◆ Material supplied:
════════════════

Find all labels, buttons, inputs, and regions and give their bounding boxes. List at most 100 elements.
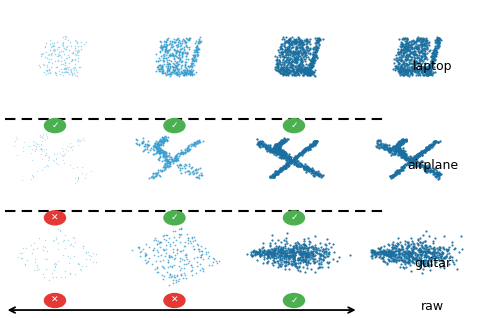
- Point: [270, 258, 278, 263]
- Point: [43, 134, 51, 139]
- Point: [162, 150, 170, 155]
- Point: [296, 259, 304, 265]
- Point: [191, 237, 199, 242]
- Point: [391, 148, 399, 153]
- Point: [402, 53, 410, 59]
- Point: [164, 154, 172, 159]
- Point: [160, 43, 168, 48]
- Point: [260, 250, 267, 255]
- Point: [377, 250, 385, 255]
- Point: [427, 143, 435, 148]
- Point: [396, 254, 403, 259]
- Point: [47, 44, 55, 49]
- Point: [158, 139, 166, 144]
- Point: [184, 71, 191, 76]
- Point: [394, 50, 402, 55]
- Point: [271, 259, 279, 264]
- Point: [392, 147, 400, 152]
- Point: [174, 164, 182, 169]
- Point: [292, 155, 299, 160]
- Point: [382, 252, 390, 257]
- Point: [388, 146, 395, 151]
- Point: [319, 258, 326, 263]
- Point: [421, 55, 428, 60]
- Point: [294, 49, 302, 54]
- Point: [283, 67, 291, 72]
- Point: [311, 73, 319, 78]
- Point: [400, 73, 407, 78]
- Point: [288, 247, 296, 252]
- Point: [185, 146, 193, 151]
- Point: [281, 242, 289, 247]
- Point: [309, 57, 317, 62]
- Point: [431, 246, 439, 252]
- Point: [405, 160, 413, 165]
- Point: [386, 174, 394, 179]
- Point: [268, 175, 275, 180]
- Point: [18, 256, 26, 261]
- Point: [181, 62, 189, 67]
- Point: [276, 263, 283, 268]
- Point: [52, 65, 60, 70]
- Point: [434, 45, 442, 51]
- Point: [405, 250, 413, 255]
- Point: [152, 150, 160, 155]
- Point: [33, 263, 41, 268]
- Point: [27, 243, 35, 248]
- Point: [158, 138, 165, 143]
- Point: [398, 66, 406, 71]
- Point: [380, 256, 387, 261]
- Point: [406, 158, 413, 163]
- Point: [293, 69, 300, 74]
- Point: [304, 72, 312, 77]
- Point: [395, 141, 402, 146]
- Point: [410, 157, 418, 162]
- Point: [412, 245, 420, 251]
- Point: [294, 163, 302, 169]
- Point: [281, 61, 288, 66]
- Point: [410, 156, 418, 161]
- Point: [420, 37, 427, 42]
- Point: [190, 58, 198, 63]
- Point: [404, 257, 412, 262]
- Point: [188, 61, 196, 66]
- Point: [297, 69, 304, 74]
- Point: [395, 170, 402, 175]
- Point: [163, 269, 171, 274]
- Point: [415, 246, 423, 252]
- Point: [398, 139, 406, 144]
- Point: [393, 144, 401, 149]
- Point: [150, 247, 157, 252]
- Point: [26, 143, 34, 148]
- Point: [422, 38, 430, 43]
- Point: [195, 138, 202, 143]
- Point: [399, 53, 407, 58]
- Point: [251, 250, 259, 255]
- Point: [310, 168, 317, 173]
- Point: [286, 156, 294, 161]
- Point: [286, 69, 293, 74]
- Point: [293, 47, 300, 52]
- Point: [272, 142, 279, 147]
- Point: [255, 141, 263, 146]
- Point: [410, 45, 418, 50]
- Point: [176, 163, 184, 168]
- Point: [65, 48, 73, 53]
- Point: [395, 168, 403, 173]
- Point: [268, 250, 275, 255]
- Point: [273, 150, 281, 155]
- Point: [418, 60, 426, 66]
- Point: [300, 237, 307, 242]
- Point: [314, 40, 321, 45]
- Point: [386, 252, 393, 257]
- Point: [271, 145, 279, 150]
- Point: [280, 151, 287, 156]
- Point: [190, 142, 197, 147]
- Point: [153, 142, 161, 148]
- Point: [133, 137, 141, 142]
- Point: [69, 51, 76, 56]
- Point: [417, 35, 425, 40]
- Point: [422, 148, 429, 153]
- Point: [191, 53, 198, 58]
- Point: [311, 233, 318, 238]
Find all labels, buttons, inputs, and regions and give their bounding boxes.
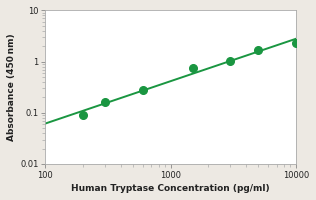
Point [190, 66, 195, 70]
X-axis label: Human Tryptase Concentration (pg/ml): Human Tryptase Concentration (pg/ml) [71, 184, 270, 193]
Y-axis label: Absorbance (450 nm): Absorbance (450 nm) [7, 33, 16, 141]
Point [140, 88, 145, 91]
Point [256, 49, 261, 52]
Point [81, 114, 86, 117]
Point [293, 42, 298, 45]
Point [103, 101, 108, 104]
Point [228, 59, 233, 62]
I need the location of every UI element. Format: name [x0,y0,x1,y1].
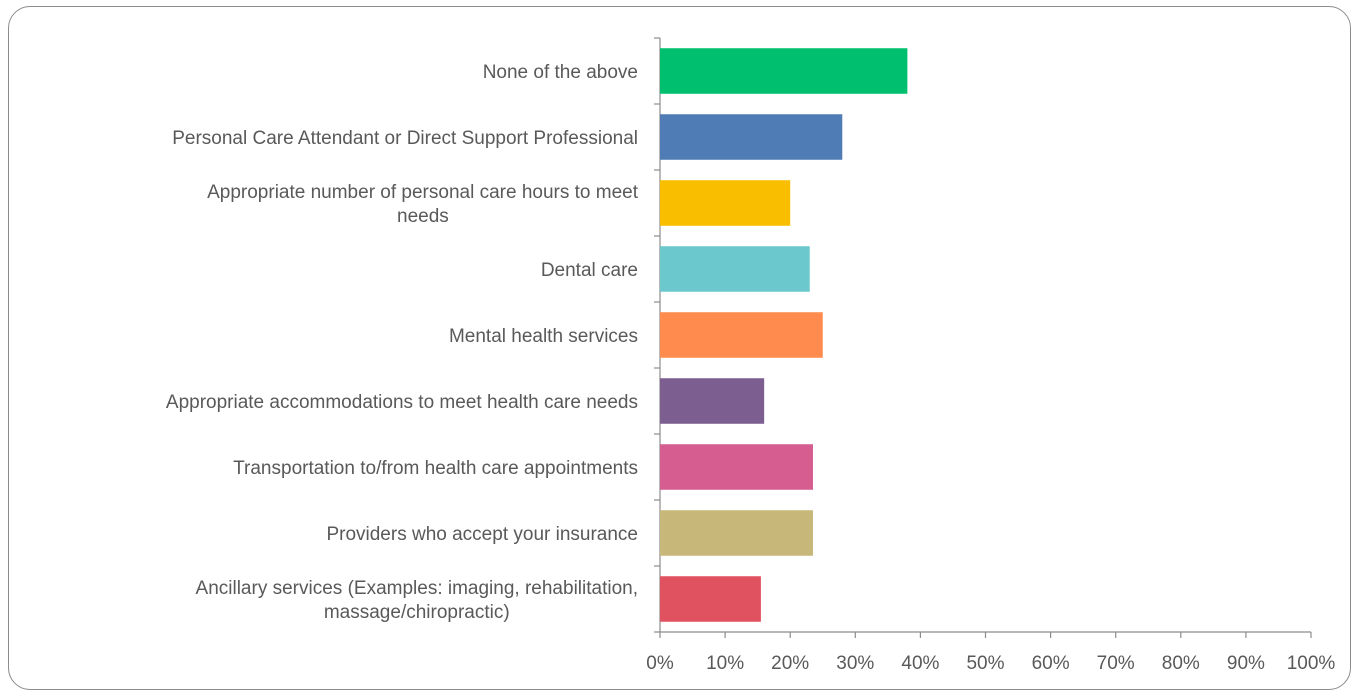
category-label: Transportation to/from health care appoi… [233,458,638,479]
bar [660,378,765,424]
x-tick-label: 20% [771,653,809,674]
x-tick-label: 100% [1287,653,1336,674]
bar [660,312,823,358]
category-label: Mental health services [449,326,638,347]
x-tick-label: 10% [706,653,744,674]
category-label: Dental care [541,260,638,281]
x-tick-label: 0% [646,653,674,674]
x-tick-labels: 0% 10% 20% 30% 40% 50% 60% 70% 80% 90% 100% [646,653,1335,674]
category-label: Appropriate number of personal care hour… [207,182,639,203]
category-label: None of the above [483,62,638,83]
x-tick-label: 80% [1162,653,1200,674]
category-label: Personal Care Attendant or Direct Suppor… [172,128,638,149]
x-tick-label: 30% [836,653,874,674]
bar [660,444,813,490]
bar [660,246,810,292]
bar [660,576,761,622]
x-tick-label: 90% [1227,653,1265,674]
category-label: Ancillary services (Examples: imaging, r… [196,578,638,599]
bar [660,48,908,94]
category-label: Providers who accept your insurance [326,524,638,545]
bar [660,180,791,226]
x-tick-label: 60% [1032,653,1070,674]
category-label: needs [397,206,449,227]
category-label: massage/chiropractic) [324,602,510,623]
bar [660,510,813,556]
x-tick-label: 40% [901,653,939,674]
bar [660,114,843,160]
category-label: Appropriate accommodations to meet healt… [166,392,638,413]
x-tick-label: 50% [966,653,1004,674]
bars [660,48,908,622]
x-tick-label: 70% [1097,653,1135,674]
category-labels: None of the above Personal Care Attendant… [166,62,639,623]
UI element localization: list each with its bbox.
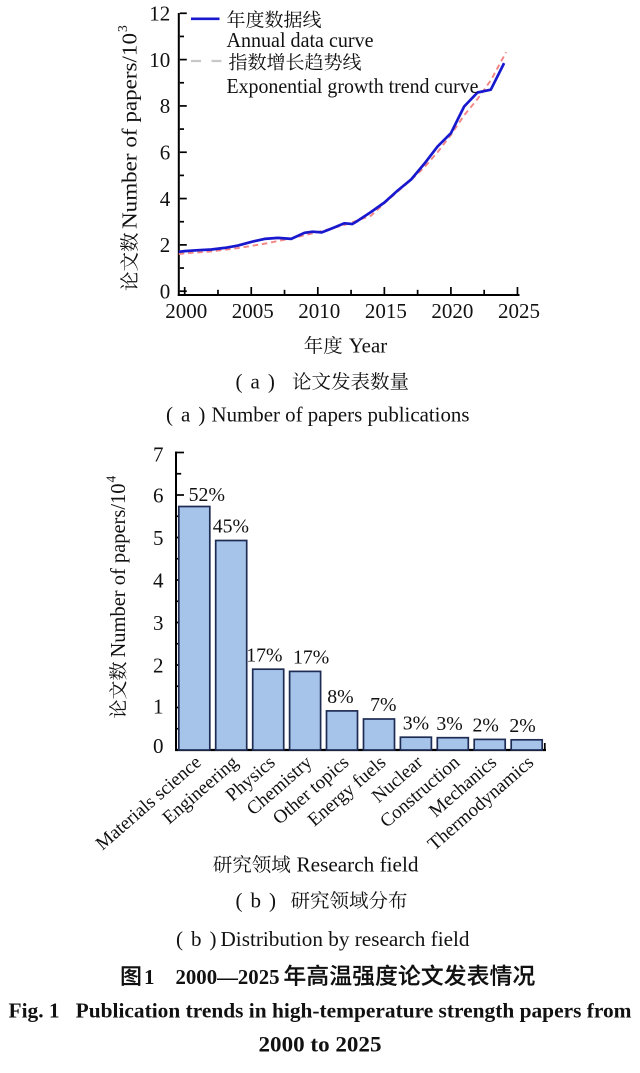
svg-text:5: 5 [153,526,164,550]
svg-text:2: 2 [153,653,164,677]
svg-text:2025: 2025 [498,299,540,323]
svg-text:1: 1 [144,965,155,989]
svg-text:4: 4 [153,568,164,592]
svg-text:2: 2 [160,233,171,257]
svg-text:4: 4 [104,476,119,483]
svg-text:7%: 7% [370,694,396,716]
svg-text:2000—2025: 2000—2025 [176,965,280,989]
svg-text:12: 12 [149,2,170,26]
svg-text:Annual data curve: Annual data curve [227,28,374,52]
svg-text:(a): (a) [166,402,213,426]
svg-text:1: 1 [153,694,164,718]
svg-text:7: 7 [153,442,164,466]
svg-text:8: 8 [160,94,171,118]
svg-text:2000: 2000 [165,299,207,323]
svg-text:10: 10 [149,48,170,72]
svg-text:2015: 2015 [365,299,407,323]
svg-text:Number of papers publications: Number of papers publications [212,402,470,426]
svg-text:6: 6 [153,483,164,507]
svg-text:(b): (b) [176,927,225,951]
svg-text:(b): (b) [236,889,285,913]
svg-text:3%: 3% [403,713,429,735]
svg-text:2000 to 2025: 2000 to 2025 [259,1032,382,1057]
svg-text:2020: 2020 [431,299,473,323]
svg-text:45%: 45% [213,516,249,538]
svg-text:3: 3 [153,611,164,635]
svg-text:Exponential growth trend curve: Exponential growth trend curve [227,74,479,98]
svg-text:17%: 17% [246,645,282,667]
svg-text:Fig. 1 Publication trends in: Fig. 1 Publication trends in high-temper… [9,999,633,1023]
svg-text:Research field: Research field [297,853,419,877]
svg-text:3: 3 [115,25,130,32]
svg-text:2%: 2% [509,715,535,737]
svg-text:6: 6 [160,141,171,165]
svg-text:52%: 52% [189,484,225,506]
svg-text:2005: 2005 [232,299,274,323]
svg-text:Year: Year [349,334,388,358]
svg-text:2010: 2010 [298,299,340,323]
svg-text:(a): (a) [236,370,283,394]
svg-text:2%: 2% [473,715,499,737]
svg-text:8%: 8% [327,686,353,708]
svg-text:Distribution by research field: Distribution by research field [221,927,470,951]
svg-text:Number of papers/10: Number of papers/10 [118,33,142,229]
svg-text:Number of papers/10: Number of papers/10 [106,484,130,658]
svg-text:3%: 3% [436,713,462,735]
svg-text:0: 0 [153,734,164,758]
svg-text:4: 4 [160,187,171,211]
svg-text:17%: 17% [293,647,329,669]
svg-text:0: 0 [160,280,171,304]
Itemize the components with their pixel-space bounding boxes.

════════════════

◆ What the exercise asks: Give the lines of the records starting at the line that contains "svg-text:5: 5 [153,526,164,550]" and ending at the line that contains "svg-text:2000—2025: 2000—2025 [176,965,280,989]" as a JSON list of strings, one string per line. Include both of those lines and omit any blank lines.

◆ The result:
[
  "svg-text:5: 5 [153,526,164,550]",
  "svg-text:2: 2 [153,653,164,677]",
  "svg-text:2025: 2025 [498,299,540,323]",
  "svg-text:1: 1 [144,965,155,989]",
  "svg-text:4: 4 [153,568,164,592]",
  "svg-text:2: 2 [160,233,171,257]",
  "svg-text:4: 4 [104,476,119,483]",
  "svg-text:7%: 7% [370,694,396,716]",
  "svg-text:2000—2025: 2000—2025 [176,965,280,989]"
]